* **Dataset extract**:
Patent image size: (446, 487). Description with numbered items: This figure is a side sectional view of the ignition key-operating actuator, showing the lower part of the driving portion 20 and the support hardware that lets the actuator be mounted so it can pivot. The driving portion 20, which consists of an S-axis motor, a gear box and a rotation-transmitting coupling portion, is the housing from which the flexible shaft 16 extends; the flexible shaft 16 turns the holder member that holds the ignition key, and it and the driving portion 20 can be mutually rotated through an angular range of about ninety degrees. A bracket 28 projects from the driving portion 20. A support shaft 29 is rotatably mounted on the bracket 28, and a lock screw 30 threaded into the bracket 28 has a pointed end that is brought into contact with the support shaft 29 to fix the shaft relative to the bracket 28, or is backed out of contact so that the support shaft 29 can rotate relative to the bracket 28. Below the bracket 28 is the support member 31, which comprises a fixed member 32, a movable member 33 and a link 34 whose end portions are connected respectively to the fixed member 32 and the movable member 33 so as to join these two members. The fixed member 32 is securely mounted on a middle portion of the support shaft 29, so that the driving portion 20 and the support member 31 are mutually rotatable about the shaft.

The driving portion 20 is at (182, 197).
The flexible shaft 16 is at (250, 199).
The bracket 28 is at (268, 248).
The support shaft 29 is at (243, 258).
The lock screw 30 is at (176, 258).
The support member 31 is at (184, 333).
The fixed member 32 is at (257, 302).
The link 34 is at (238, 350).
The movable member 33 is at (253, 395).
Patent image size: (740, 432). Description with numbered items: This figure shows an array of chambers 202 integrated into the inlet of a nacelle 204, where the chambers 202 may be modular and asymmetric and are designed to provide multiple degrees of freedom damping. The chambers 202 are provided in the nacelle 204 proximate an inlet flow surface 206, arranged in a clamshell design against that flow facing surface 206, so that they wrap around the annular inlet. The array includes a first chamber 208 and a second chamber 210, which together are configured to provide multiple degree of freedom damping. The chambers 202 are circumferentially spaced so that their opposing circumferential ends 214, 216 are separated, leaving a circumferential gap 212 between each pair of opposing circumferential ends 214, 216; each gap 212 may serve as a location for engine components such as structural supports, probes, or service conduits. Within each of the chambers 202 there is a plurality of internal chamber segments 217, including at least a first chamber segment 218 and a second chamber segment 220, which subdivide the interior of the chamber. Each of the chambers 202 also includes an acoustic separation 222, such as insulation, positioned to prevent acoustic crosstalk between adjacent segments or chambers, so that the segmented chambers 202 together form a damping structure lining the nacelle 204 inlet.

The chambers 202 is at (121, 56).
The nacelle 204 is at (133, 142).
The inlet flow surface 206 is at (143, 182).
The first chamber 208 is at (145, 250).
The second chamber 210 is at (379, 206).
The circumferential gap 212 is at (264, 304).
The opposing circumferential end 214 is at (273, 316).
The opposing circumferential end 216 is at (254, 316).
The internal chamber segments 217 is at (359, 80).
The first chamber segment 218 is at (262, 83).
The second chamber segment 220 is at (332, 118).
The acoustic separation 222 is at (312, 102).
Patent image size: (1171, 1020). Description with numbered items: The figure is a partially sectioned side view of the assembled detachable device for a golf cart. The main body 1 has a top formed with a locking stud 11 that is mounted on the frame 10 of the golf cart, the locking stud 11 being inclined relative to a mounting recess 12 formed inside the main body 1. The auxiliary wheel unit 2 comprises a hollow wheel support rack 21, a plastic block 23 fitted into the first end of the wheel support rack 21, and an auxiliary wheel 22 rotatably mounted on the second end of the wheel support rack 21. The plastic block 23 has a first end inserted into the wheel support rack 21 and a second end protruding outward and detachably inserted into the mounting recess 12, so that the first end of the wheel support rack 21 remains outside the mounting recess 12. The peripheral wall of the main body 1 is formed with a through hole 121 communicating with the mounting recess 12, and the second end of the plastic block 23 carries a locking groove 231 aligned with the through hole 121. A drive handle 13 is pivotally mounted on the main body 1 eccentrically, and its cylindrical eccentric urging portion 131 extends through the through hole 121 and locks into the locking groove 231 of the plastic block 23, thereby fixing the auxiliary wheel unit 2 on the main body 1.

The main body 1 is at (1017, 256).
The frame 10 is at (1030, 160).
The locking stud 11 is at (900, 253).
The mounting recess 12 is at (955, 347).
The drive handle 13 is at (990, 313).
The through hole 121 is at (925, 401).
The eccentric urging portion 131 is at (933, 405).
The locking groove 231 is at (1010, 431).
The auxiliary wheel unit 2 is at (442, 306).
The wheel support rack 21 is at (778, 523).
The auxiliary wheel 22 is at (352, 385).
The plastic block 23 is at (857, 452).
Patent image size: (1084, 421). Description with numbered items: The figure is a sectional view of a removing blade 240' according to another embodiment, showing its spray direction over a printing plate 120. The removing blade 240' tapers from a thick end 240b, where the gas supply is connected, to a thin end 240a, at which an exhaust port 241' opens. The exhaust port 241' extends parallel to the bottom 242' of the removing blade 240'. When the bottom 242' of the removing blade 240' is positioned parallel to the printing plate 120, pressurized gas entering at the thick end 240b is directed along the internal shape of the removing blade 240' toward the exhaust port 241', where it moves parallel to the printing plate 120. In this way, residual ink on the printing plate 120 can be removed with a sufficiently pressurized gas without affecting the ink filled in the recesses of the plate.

* **Written exercise**:
Reproduce all of the lines above verbatim, in their original order.

* **Solution for this exercise**:
Patent image size: (446, 487). Description with numbered items: This figure is a side sectional view of the ignition key-operating actuator, showing the lower part of the driving portion 20 and the support hardware that lets the actuator be mounted so it can pivot. The driving portion 20, which consists of an S-axis motor, a gear box and a rotation-transmitting coupling portion, is the housing from which the flexible shaft 16 extends; the flexible shaft 16 turns the holder member that holds the ignition key, and it and the driving portion 20 can be mutually rotated through an angular range of about ninety degrees. A bracket 28 projects from the driving portion 20. A support shaft 29 is rotatably mounted on the bracket 28, and a lock screw 30 threaded into the bracket 28 has a pointed end that is brought into contact with the support shaft 29 to fix the shaft relative to the bracket 28, or is backed out of contact so that the support shaft 29 can rotate relative to the bracket 28. Below the bracket 28 is the support member 31, which comprises a fixed member 32, a movable member 33 and a link 34 whose end portions are connected respectively to the fixed member 32 and the movable member 33 so as to join these two members. The fixed member 32 is securely mounted on a middle portion of the support shaft 29, so that the driving portion 20 and the support member 31 are mutually rotatable about the shaft.

The driving portion 20 is at (182, 197).
The flexible shaft 16 is at (250, 199).
The bracket 28 is at (268, 248).
The support shaft 29 is at (243, 258).
The lock screw 30 is at (176, 258).
The support member 31 is at (184, 333).
The fixed member 32 is at (257, 302).
The link 34 is at (238, 350).
The movable member 33 is at (253, 395).
Patent image size: (740, 432). Description with numbered items: This figure shows an array of chambers 202 integrated into the inlet of a nacelle 204, where the chambers 202 may be modular and asymmetric and are designed to provide multiple degrees of freedom damping. The chambers 202 are provided in the nacelle 204 proximate an inlet flow surface 206, arranged in a clamshell design against that flow facing surface 206, so that they wrap around the annular inlet. The array includes a first chamber 208 and a second chamber 210, which together are configured to provide multiple degree of freedom damping. The chambers 202 are circumferentially spaced so that their opposing circumferential ends 214, 216 are separated, leaving a circumferential gap 212 between each pair of opposing circumferential ends 214, 216; each gap 212 may serve as a location for engine components such as structural supports, probes, or service conduits. Within each of the chambers 202 there is a plurality of internal chamber segments 217, including at least a first chamber segment 218 and a second chamber segment 220, which subdivide the interior of the chamber. Each of the chambers 202 also includes an acoustic separation 222, such as insulation, positioned to prevent acoustic crosstalk between adjacent segments or chambers, so that the segmented chambers 202 together form a damping structure lining the nacelle 204 inlet.

The chambers 202 is at (121, 56).
The nacelle 204 is at (133, 142).
The inlet flow surface 206 is at (143, 182).
The first chamber 208 is at (145, 250).
The second chamber 210 is at (379, 206).
The circumferential gap 212 is at (264, 304).
The opposing circumferential end 214 is at (273, 316).
The opposing circumferential end 216 is at (254, 316).
The internal chamber segments 217 is at (359, 80).
The first chamber segment 218 is at (262, 83).
The second chamber segment 220 is at (332, 118).
The acoustic separation 222 is at (312, 102).
Patent image size: (1171, 1020). Description with numbered items: The figure is a partially sectioned side view of the assembled detachable device for a golf cart. The main body 1 has a top formed with a locking stud 11 that is mounted on the frame 10 of the golf cart, the locking stud 11 being inclined relative to a mounting recess 12 formed inside the main body 1. The auxiliary wheel unit 2 comprises a hollow wheel support rack 21, a plastic block 23 fitted into the first end of the wheel support rack 21, and an auxiliary wheel 22 rotatably mounted on the second end of the wheel support rack 21. The plastic block 23 has a first end inserted into the wheel support rack 21 and a second end protruding outward and detachably inserted into the mounting recess 12, so that the first end of the wheel support rack 21 remains outside the mounting recess 12. The peripheral wall of the main body 1 is formed with a through hole 121 communicating with the mounting recess 12, and the second end of the plastic block 23 carries a locking groove 231 aligned with the through hole 121. A drive handle 13 is pivotally mounted on the main body 1 eccentrically, and its cylindrical eccentric urging portion 131 extends through the through hole 121 and locks into the locking groove 231 of the plastic block 23, thereby fixing the auxiliary wheel unit 2 on the main body 1.

The main body 1 is at (1017, 256).
The frame 10 is at (1030, 160).
The locking stud 11 is at (900, 253).
The mounting recess 12 is at (955, 347).
The drive handle 13 is at (990, 313).
The through hole 121 is at (925, 401).
The eccentric urging portion 131 is at (933, 405).
The locking groove 231 is at (1010, 431).
The auxiliary wheel unit 2 is at (442, 306).
The wheel support rack 21 is at (778, 523).
The auxiliary wheel 22 is at (352, 385).
The plastic block 23 is at (857, 452).
Patent image size: (1084, 421). Description with numbered items: The figure is a sectional view of a removing blade 240' according to another embodiment, showing its spray direction over a printing plate 120. The removing blade 240' tapers from a thick end 240b, where the gas supply is connected, to a thin end 240a, at which an exhaust port 241' opens. The exhaust port 241' extends parallel to the bottom 242' of the removing blade 240'. When the bottom 242' of the removing blade 240' is positioned parallel to the printing plate 120, pressurized gas entering at the thick end 240b is directed along the internal shape of the removing blade 240' toward the exhaust port 241', where it moves parallel to the printing plate 120. In this way, residual ink on the printing plate 120 can be removed with a sufficiently pressurized gas without affecting the ink filled in the recesses of the plate.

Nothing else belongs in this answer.